● Data entries:
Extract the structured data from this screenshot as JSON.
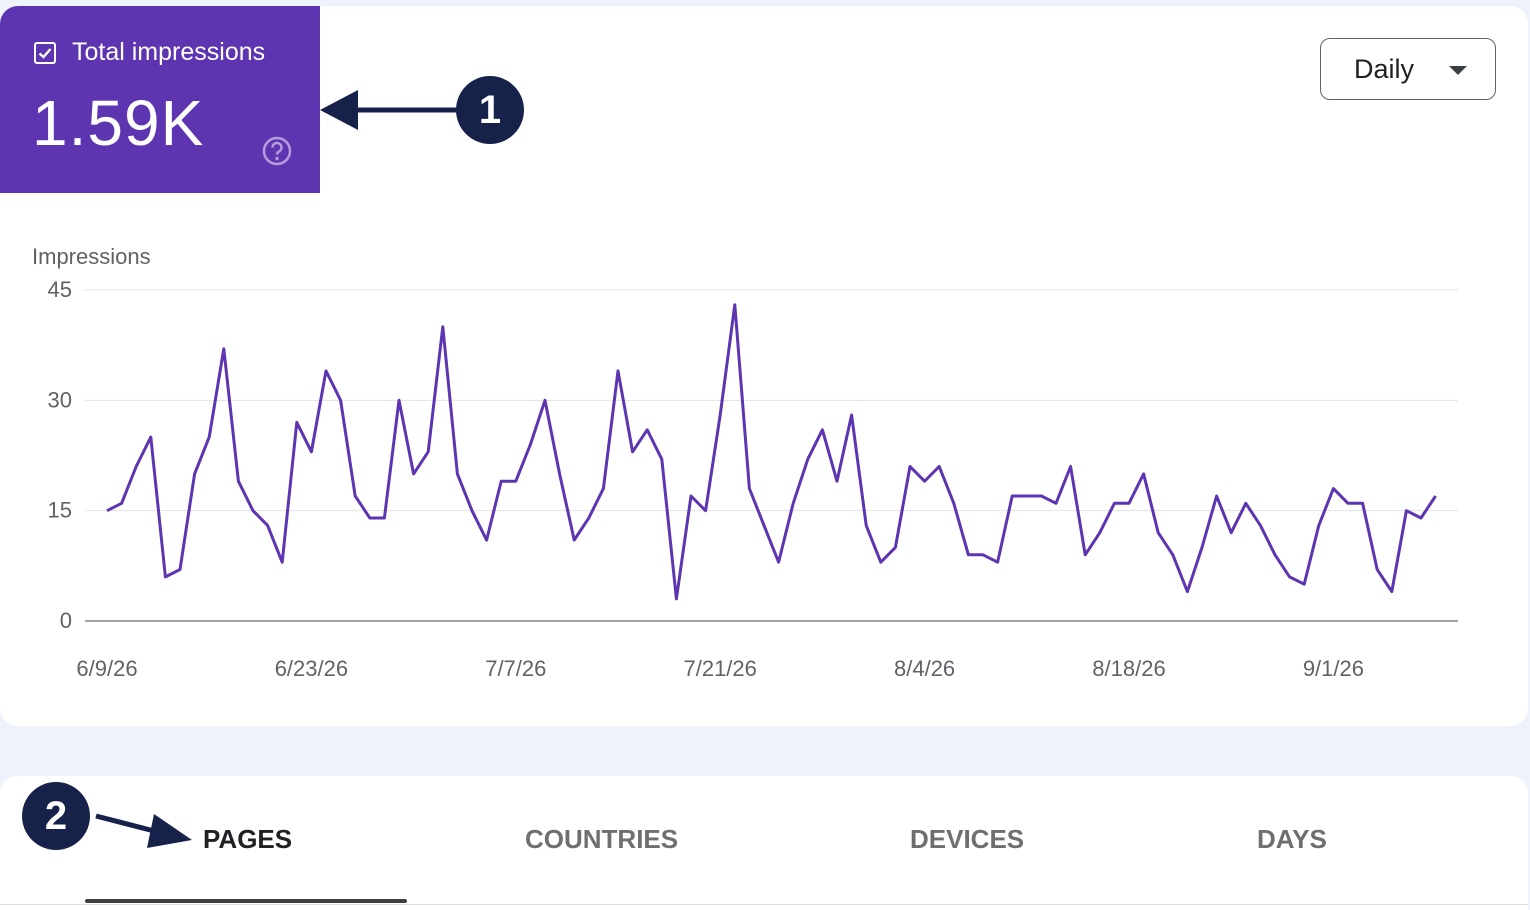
{
  "metric": {
    "label": "Total impressions",
    "value": "1.59K",
    "checked": true,
    "color": "#5e35b1"
  },
  "period_select": {
    "selected": "Daily"
  },
  "annotations": {
    "badge1": "1",
    "badge2": "2"
  },
  "chart_data": {
    "type": "line",
    "ylabel": "Impressions",
    "ylim": [
      0,
      45
    ],
    "yticks": [
      0,
      15,
      30,
      45
    ],
    "xtick_labels": [
      "6/9/26",
      "6/23/26",
      "7/7/26",
      "7/21/26",
      "8/4/26",
      "8/18/26",
      "9/1/26"
    ],
    "x_start": "6/9/26",
    "x_end": "9/7/26",
    "grid": true,
    "line_color": "#5e35b1",
    "series": [
      {
        "values": [
          15,
          16,
          21,
          25,
          6,
          7,
          20,
          25,
          37,
          19,
          15,
          13,
          8,
          27,
          23,
          34,
          30,
          17,
          14,
          14,
          30,
          20,
          23,
          40,
          20,
          15,
          11,
          19,
          19,
          24,
          30,
          20,
          11,
          14,
          18,
          34,
          23,
          26,
          22,
          3,
          17,
          15,
          28,
          43,
          18,
          13,
          8,
          16,
          22,
          26,
          19,
          28,
          13,
          8,
          10,
          21,
          19,
          21,
          16,
          9,
          9,
          8,
          17,
          17,
          17,
          16,
          21,
          9,
          12,
          16,
          16,
          20,
          12,
          9,
          4,
          10,
          17,
          12,
          16,
          13,
          9,
          6,
          5,
          13,
          18,
          16,
          16,
          7,
          4,
          15,
          14,
          17
        ]
      }
    ]
  },
  "tabs": [
    {
      "label": "PAGES",
      "active": true
    },
    {
      "label": "COUNTRIES",
      "active": false
    },
    {
      "label": "DEVICES",
      "active": false
    },
    {
      "label": "DAYS",
      "active": false
    }
  ]
}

● Task to complete: Are you able to set down all the lines above exactly, without any pictures?

● Task solution:
Extract the structured data from this screenshot as JSON.
{
  "metric": {
    "label": "Total impressions",
    "value": "1.59K",
    "checked": true,
    "color": "#5e35b1"
  },
  "period_select": {
    "selected": "Daily"
  },
  "annotations": {
    "badge1": "1",
    "badge2": "2"
  },
  "chart_data": {
    "type": "line",
    "ylabel": "Impressions",
    "ylim": [
      0,
      45
    ],
    "yticks": [
      0,
      15,
      30,
      45
    ],
    "xtick_labels": [
      "6/9/26",
      "6/23/26",
      "7/7/26",
      "7/21/26",
      "8/4/26",
      "8/18/26",
      "9/1/26"
    ],
    "x_start": "6/9/26",
    "x_end": "9/7/26",
    "grid": true,
    "line_color": "#5e35b1",
    "series": [
      {
        "values": [
          15,
          16,
          21,
          25,
          6,
          7,
          20,
          25,
          37,
          19,
          15,
          13,
          8,
          27,
          23,
          34,
          30,
          17,
          14,
          14,
          30,
          20,
          23,
          40,
          20,
          15,
          11,
          19,
          19,
          24,
          30,
          20,
          11,
          14,
          18,
          34,
          23,
          26,
          22,
          3,
          17,
          15,
          28,
          43,
          18,
          13,
          8,
          16,
          22,
          26,
          19,
          28,
          13,
          8,
          10,
          21,
          19,
          21,
          16,
          9,
          9,
          8,
          17,
          17,
          17,
          16,
          21,
          9,
          12,
          16,
          16,
          20,
          12,
          9,
          4,
          10,
          17,
          12,
          16,
          13,
          9,
          6,
          5,
          13,
          18,
          16,
          16,
          7,
          4,
          15,
          14,
          17
        ]
      }
    ]
  },
  "tabs": [
    {
      "label": "PAGES",
      "active": true
    },
    {
      "label": "COUNTRIES",
      "active": false
    },
    {
      "label": "DEVICES",
      "active": false
    },
    {
      "label": "DAYS",
      "active": false
    }
  ]
}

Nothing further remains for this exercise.